= Goal =
Output each entry verbatim and exclude every picture from it.

Stored records
**********
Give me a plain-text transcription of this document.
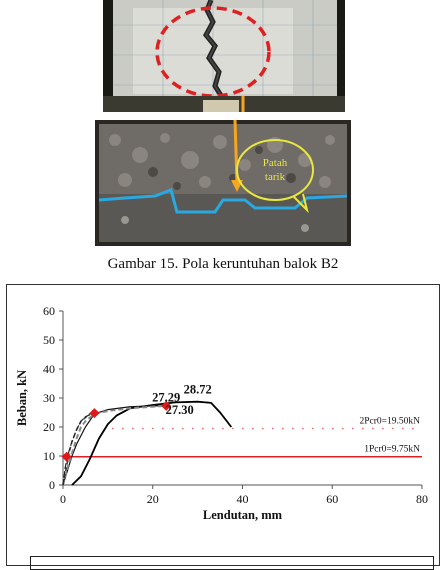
Patah
tarik
Gambar 15. Pola keruntuhan balok B2
0
10
20
30
40
50
60
0	20	40	60	80
Lendutan, mm
Beban, kN	2Pcr0=19.50kN
1Pcr0=9.75kN
28.72
27.29
27.30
**********
= Task answer =
Give me a plain-text transcription of this document.
Patah
tarik
Gambar 15. Pola keruntuhan balok B2
0
10
20
30
40
50
60
0	20	40	60	80
Lendutan, mm
Beban, kN	2Pcr0=19.50kN
1Pcr0=9.75kN
28.72
27.29
27.30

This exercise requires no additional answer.